Reproduce the following lines verbatim, starting at the line that contains "cloud-icon [1954, 1015, 1982, 1035]" and ending after the line that contains "step2-bits: 01010101001001 [130, 610, 413, 647]".

> _Data provided_:
********

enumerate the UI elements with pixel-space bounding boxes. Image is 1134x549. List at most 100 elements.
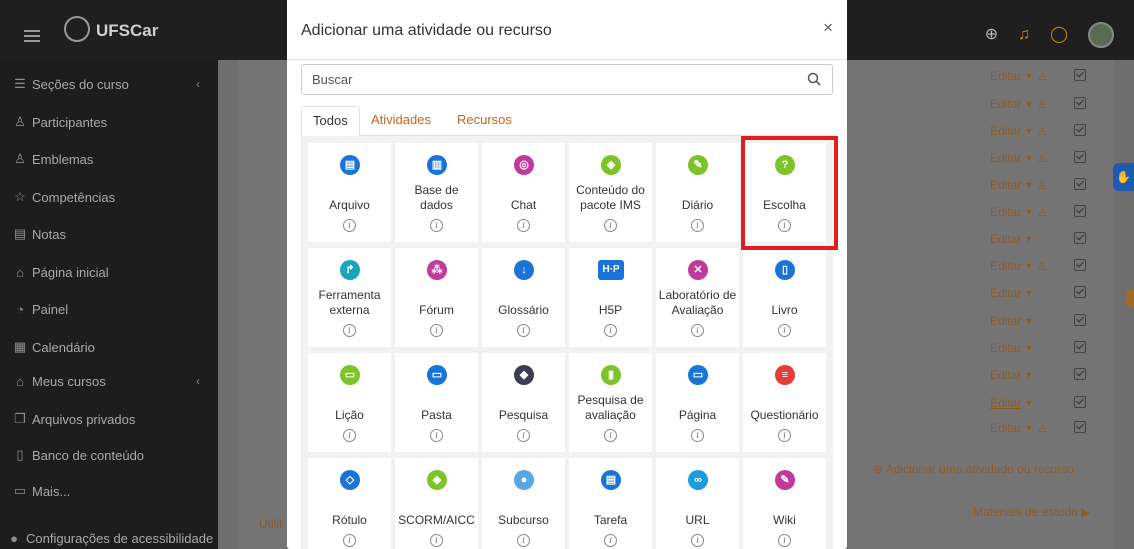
checkbox-icon[interactable] [1074,151,1086,163]
sidebar-item-course-sections[interactable]: ☰ Seções do curso ‹ [12,73,212,95]
checkbox-icon[interactable] [1074,232,1086,244]
edit-row[interactable]: Editar ▼ [990,393,1100,413]
edit-link[interactable]: Editar [990,232,1021,246]
sidebar-item-participants[interactable]: ♙ Participantes [12,111,107,133]
module-tile[interactable]: ↓ Glossário i [482,248,565,347]
edit-row[interactable]: Editar ▼ [990,338,1100,358]
info-icon[interactable]: i [691,534,704,547]
checkbox-icon[interactable] [1074,205,1086,217]
bell-icon[interactable]: ♫ [1018,27,1030,43]
utilities-link[interactable]: Utilit [259,517,282,531]
module-tile[interactable]: ∞ URL i [656,458,739,549]
info-icon[interactable]: i [517,219,530,232]
info-icon[interactable]: i [604,324,617,337]
sidebar-item-badges[interactable]: ♙ Emblemas [12,148,93,170]
module-tile[interactable]: ✎ Diário i [656,143,739,242]
edit-row[interactable]: Editar ▼ ♙ [990,121,1100,141]
checkbox-icon[interactable] [1074,368,1086,380]
add-activity-link[interactable]: ⊕ Adicionar uma atividade ou recurso [873,462,1074,476]
edit-link[interactable]: Editar [990,178,1021,192]
checkbox-icon[interactable] [1074,286,1086,298]
edit-link[interactable]: Editar [990,286,1021,300]
brand-logo[interactable]: UFSCar [64,10,174,50]
checkbox-icon[interactable] [1074,259,1086,271]
menu-icon[interactable] [24,30,40,42]
module-tile[interactable]: ▭ Página i [656,353,739,452]
info-icon[interactable]: i [430,219,443,232]
module-tile[interactable]: ◇ Rótulo i [308,458,391,549]
module-tile[interactable]: ↱ Ferramenta externa i [308,248,391,347]
side-handle[interactable] [1126,290,1134,308]
tab-activities[interactable]: Atividades [360,106,442,136]
edit-row[interactable]: Editar ▼ ♙ [990,175,1100,195]
info-icon[interactable]: i [604,429,617,442]
info-icon[interactable]: i [430,429,443,442]
checkbox-icon[interactable] [1074,69,1086,81]
next-section-link[interactable]: Materiais de estudo ▶ [973,505,1090,519]
checkbox-icon[interactable] [1074,124,1086,136]
edit-row[interactable]: Editar ▼ [990,365,1100,385]
sign-language-widget-icon[interactable]: ✋ [1113,163,1134,191]
info-icon[interactable]: i [343,429,356,442]
info-icon[interactable]: i [517,534,530,547]
info-icon[interactable]: i [691,219,704,232]
edit-row[interactable]: Editar ▼ ♙ [990,94,1100,114]
globe-icon[interactable]: ⊕ [985,27,998,43]
tab-all[interactable]: Todos [301,106,360,136]
module-tile[interactable]: ▯ Livro i [743,248,826,347]
sidebar-item-content-bank[interactable]: ▯ Banco de conteúdo [12,444,144,466]
info-icon[interactable]: i [604,219,617,232]
info-icon[interactable]: i [691,429,704,442]
edit-row[interactable]: Editar ▼ ♙ [990,202,1100,222]
edit-link[interactable]: Editar [990,205,1021,219]
edit-link[interactable]: Editar [990,341,1021,355]
info-icon[interactable]: i [343,219,356,232]
info-icon[interactable]: i [778,429,791,442]
info-icon[interactable]: i [778,324,791,337]
module-tile[interactable]: ▥ Base de dados i [395,143,478,242]
module-tile[interactable]: ▮ Pesquisa de avaliação i [569,353,652,452]
chat-icon[interactable]: ◯ [1050,27,1068,43]
edit-link[interactable]: Editar [990,97,1021,111]
sidebar-item-dashboard[interactable]: ◔ Painel [12,298,68,320]
edit-row[interactable]: Editar ▼ [990,311,1100,331]
edit-link[interactable]: Editar [990,69,1021,83]
checkbox-icon[interactable] [1074,396,1086,408]
module-tile[interactable]: ✕ Laboratório de Avaliação i [656,248,739,347]
edit-link[interactable]: Editar [990,396,1021,410]
tab-resources[interactable]: Recursos [446,106,523,136]
checkbox-icon[interactable] [1074,341,1086,353]
module-tile[interactable]: ⁂ Fórum i [395,248,478,347]
info-icon[interactable]: i [343,324,356,337]
module-tile[interactable]: ▤ Arquivo i [308,143,391,242]
module-tile[interactable]: ≡ Questionário i [743,353,826,452]
sidebar-item-accessibility[interactable]: ● Configurações de acessibilidade [6,527,213,549]
sidebar-item-private-files[interactable]: ❐ Arquivos privados [12,408,135,430]
edit-row[interactable]: Editar ▼ ♙ [990,418,1100,438]
edit-link[interactable]: Editar [990,259,1021,273]
info-icon[interactable]: i [604,534,617,547]
avatar[interactable] [1088,22,1114,48]
info-icon[interactable]: i [778,534,791,547]
module-tile[interactable]: ◆ Pesquisa i [482,353,565,452]
edit-row[interactable]: Editar ▼ ♙ [990,148,1100,168]
edit-row[interactable]: Editar ▼ ♙ [990,66,1100,86]
edit-link[interactable]: Editar [990,421,1021,435]
edit-row[interactable]: Editar ▼ [990,283,1100,303]
info-icon[interactable]: i [517,324,530,337]
sidebar-item-home[interactable]: ⌂ Página inicial [12,261,109,283]
checkbox-icon[interactable] [1074,97,1086,109]
checkbox-icon[interactable] [1074,314,1086,326]
sidebar-item-calendar[interactable]: ▦ Calendário [12,336,95,358]
module-tile[interactable]: H·P H5P i [569,248,652,347]
info-icon[interactable]: i [430,534,443,547]
info-icon[interactable]: i [343,534,356,547]
checkbox-icon[interactable] [1074,178,1086,190]
search-icon[interactable] [807,72,821,86]
close-icon[interactable]: × [823,18,833,38]
sidebar-item-grades[interactable]: ▤ Notas [12,223,66,245]
edit-link[interactable]: Editar [990,368,1021,382]
info-icon[interactable]: i [691,324,704,337]
edit-link[interactable]: Editar [990,124,1021,138]
module-tile[interactable]: ▭ Lição i [308,353,391,452]
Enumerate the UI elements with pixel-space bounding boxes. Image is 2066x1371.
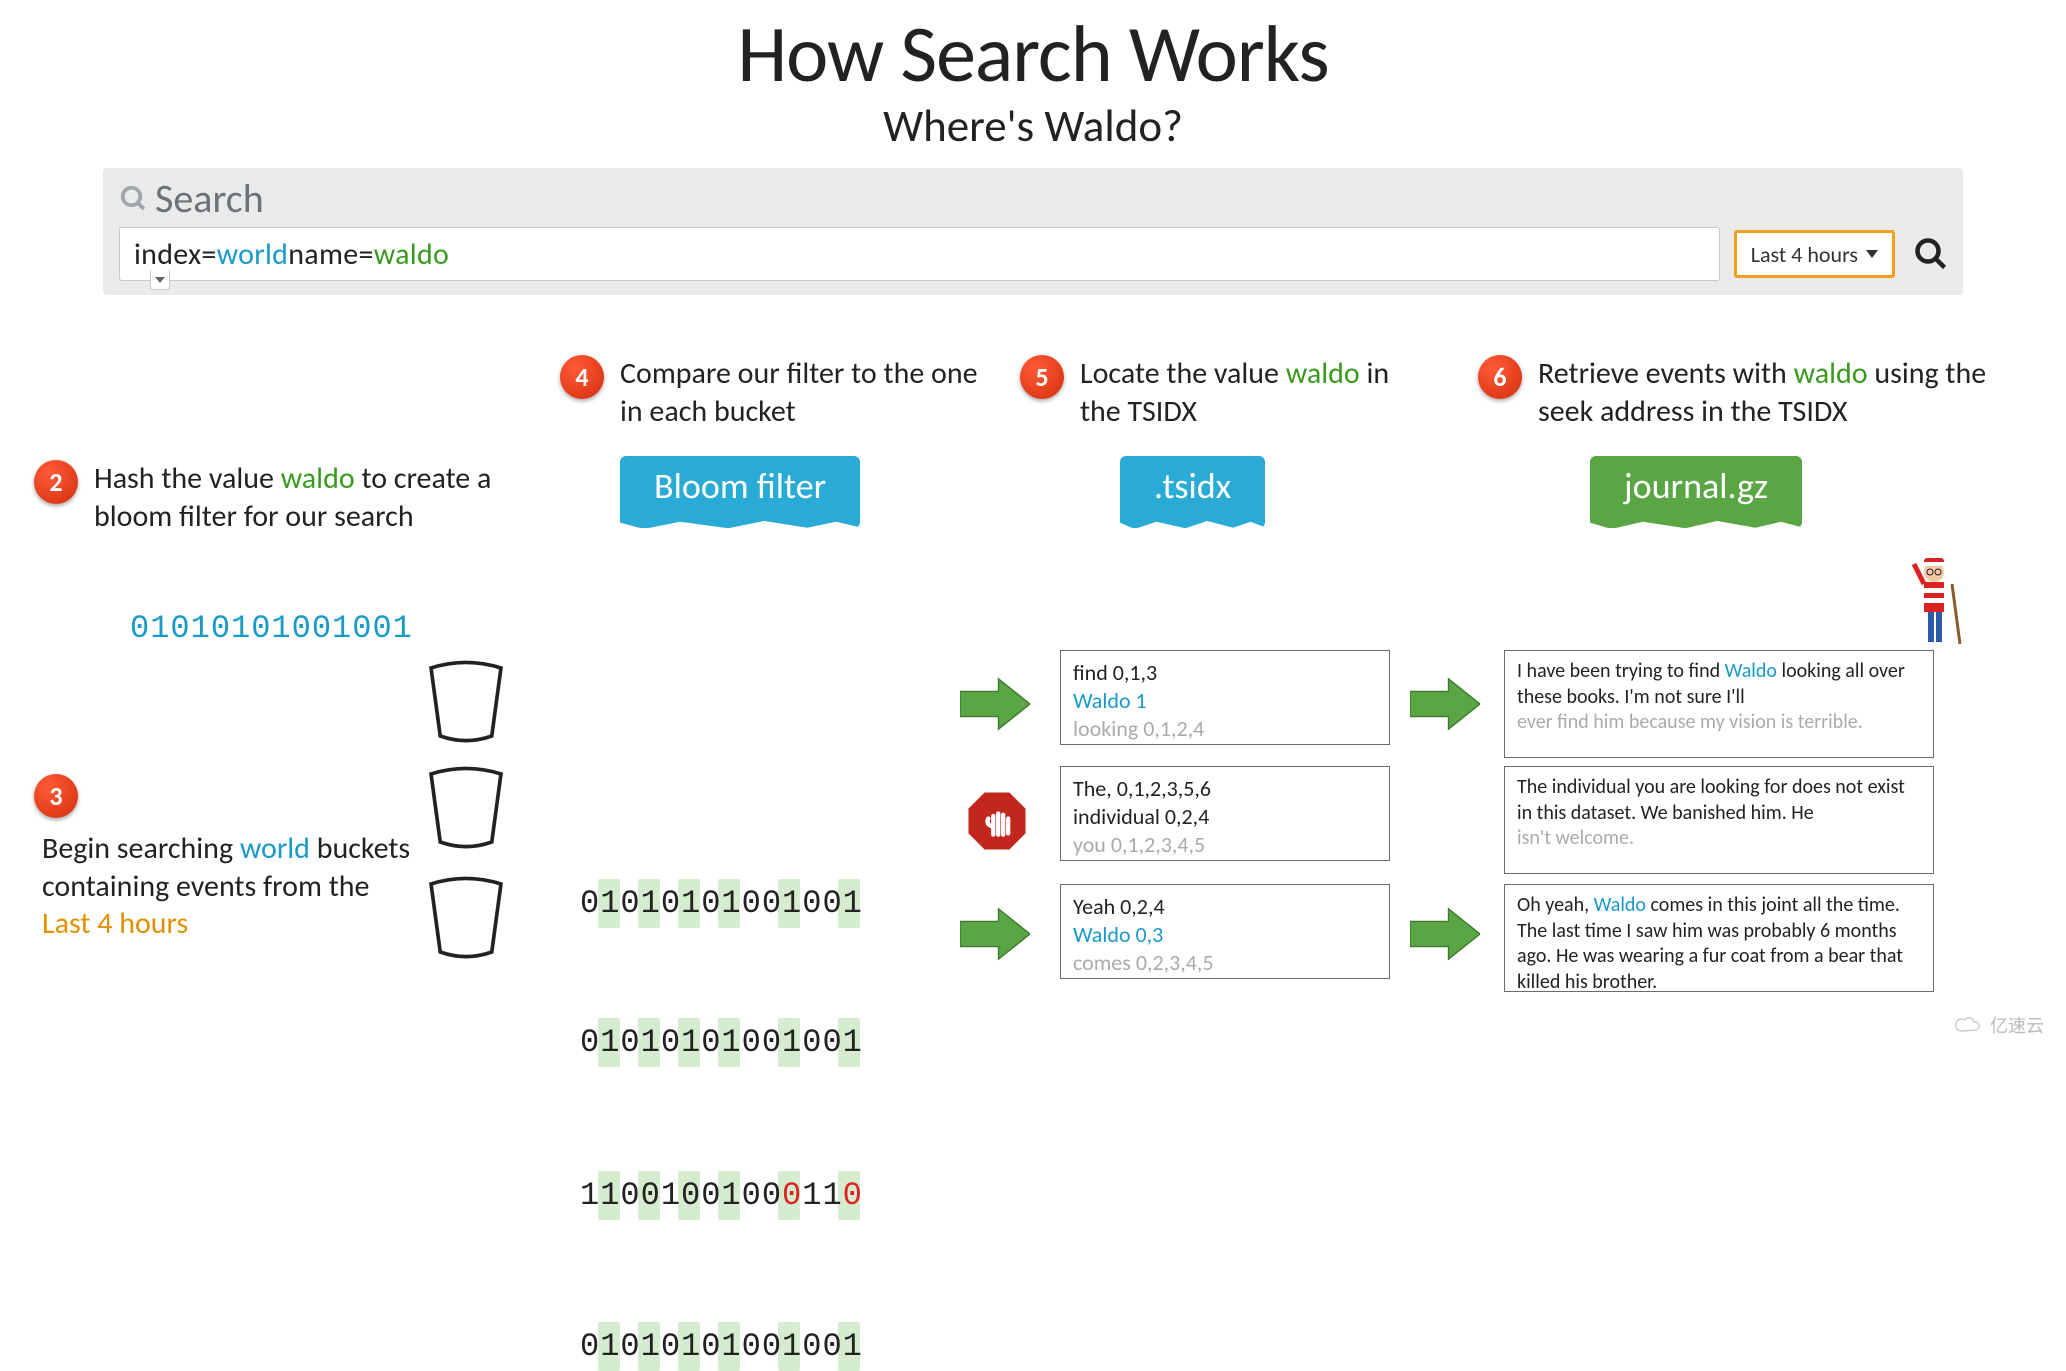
cloud-icon [1954, 1015, 1982, 1035]
chevron-down-icon [1866, 250, 1878, 258]
step2-text: Hash the value waldo to create a bloom f… [94, 460, 504, 535]
bucket-icon [420, 766, 512, 850]
bucket-icon [420, 876, 512, 960]
journal-banner: journal.gz [1590, 456, 1802, 528]
step6-text: Retrieve events with waldo using the see… [1538, 355, 1998, 430]
time-range-picker[interactable]: Last 4 hours [1734, 230, 1895, 278]
go-arrow-icon [960, 676, 1030, 732]
step-badge-5: 5 [1020, 355, 1064, 399]
search-input[interactable]: index=world name=waldo [119, 227, 1720, 281]
search-icon [119, 184, 149, 214]
go-arrow-icon [960, 906, 1030, 962]
expand-caret-icon[interactable] [150, 270, 170, 290]
tsidx-banner: .tsidx [1120, 456, 1265, 528]
tsidx-result-3: Yeah 0,2,4 Waldo 0,3 comes 0,2,3,4,5 [1060, 884, 1390, 979]
slide-title: How Search Works [0, 6, 2066, 103]
query-val-world: world [217, 236, 289, 273]
bucket-icon [420, 660, 512, 744]
query-val-waldo: waldo [374, 236, 449, 273]
step-badge-3: 3 [34, 774, 78, 818]
search-panel: Search index=world name=waldo Last 4 hou… [103, 168, 1963, 295]
go-arrow-icon [1410, 676, 1480, 732]
query-seg2: name= [288, 236, 373, 273]
watermark: 亿速云 [1954, 1012, 2044, 1038]
tsidx-result-1: find 0,1,3 Waldo 1 looking 0,1,2,4 [1060, 650, 1390, 745]
filter-bits-row2: 11001001000110 [580, 1177, 2066, 1214]
slide-subtitle: Where's Waldo? [0, 99, 2066, 154]
go-arrow-icon [1410, 906, 1480, 962]
event-result-3: Oh yeah, Waldo comes in this joint all t… [1504, 884, 1934, 992]
step2-bits: 01010101001001 [130, 610, 413, 647]
search-heading-text: Search [155, 174, 264, 223]
step-badge-2: 2 [34, 460, 78, 504]
event-result-1: I have been trying to find Waldo looking… [1504, 650, 1934, 758]
search-heading: Search [119, 174, 1953, 223]
step3-text: Begin searching world buckets containing… [42, 830, 422, 943]
run-search-button[interactable] [1909, 232, 1953, 276]
query-seg: index= [134, 236, 217, 273]
search-icon [1913, 236, 1949, 272]
step4-text: Compare our filter to the one in each bu… [620, 355, 980, 430]
stop-icon [966, 790, 1028, 852]
event-result-2: The individual you are looking for does … [1504, 766, 1934, 874]
filter-bits-row3: 01010101001001 [580, 1328, 2066, 1365]
filter-bits-row1: 01010101001001 [580, 1024, 2066, 1061]
step-badge-6: 6 [1478, 355, 1522, 399]
tsidx-result-2: The, 0,1,2,3,5,6 individual 0,2,4 you 0,… [1060, 766, 1390, 861]
step-badge-4: 4 [560, 355, 604, 399]
waldo-character-icon [1900, 554, 1970, 654]
bloom-filter-banner: Bloom filter [620, 456, 860, 528]
step5-text: Locate the value waldo in the TSIDX [1080, 355, 1420, 430]
time-range-label: Last 4 hours [1751, 241, 1858, 268]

********

> _Finished exercise_:
cloud-icon [1954, 1015, 1982, 1035]
chevron-down-icon [1866, 250, 1878, 258]
step2-text: Hash the value waldo to create a bloom f… [94, 460, 504, 535]
bucket-icon [420, 766, 512, 850]
bucket-icon [420, 876, 512, 960]
journal-banner: journal.gz [1590, 456, 1802, 528]
step6-text: Retrieve events with waldo using the see… [1538, 355, 1998, 430]
time-range-picker[interactable]: Last 4 hours [1734, 230, 1895, 278]
go-arrow-icon [960, 676, 1030, 732]
step-badge-5: 5 [1020, 355, 1064, 399]
search-input[interactable]: index=world name=waldo [119, 227, 1720, 281]
search-icon [119, 184, 149, 214]
go-arrow-icon [960, 906, 1030, 962]
expand-caret-icon[interactable] [150, 270, 170, 290]
tsidx-banner: .tsidx [1120, 456, 1265, 528]
tsidx-result-3: Yeah 0,2,4 Waldo 0,3 comes 0,2,3,4,5 [1060, 884, 1390, 979]
slide-title: How Search Works [0, 6, 2066, 103]
query-val-world: world [217, 236, 289, 273]
bucket-icon [420, 660, 512, 744]
query-val-waldo: waldo [374, 236, 449, 273]
step-badge-3: 3 [34, 774, 78, 818]
search-panel: Search index=world name=waldo Last 4 hou… [103, 168, 1963, 295]
go-arrow-icon [1410, 676, 1480, 732]
query-seg2: name= [288, 236, 373, 273]
watermark: 亿速云 [1954, 1012, 2044, 1038]
tsidx-result-1: find 0,1,3 Waldo 1 looking 0,1,2,4 [1060, 650, 1390, 745]
filter-bits-row2: 11001001000110 [580, 1177, 2066, 1214]
slide-subtitle: Where's Waldo? [0, 99, 2066, 154]
go-arrow-icon [1410, 906, 1480, 962]
event-result-3: Oh yeah, Waldo comes in this joint all t… [1504, 884, 1934, 992]
step2-bits: 01010101001001 [130, 610, 413, 647]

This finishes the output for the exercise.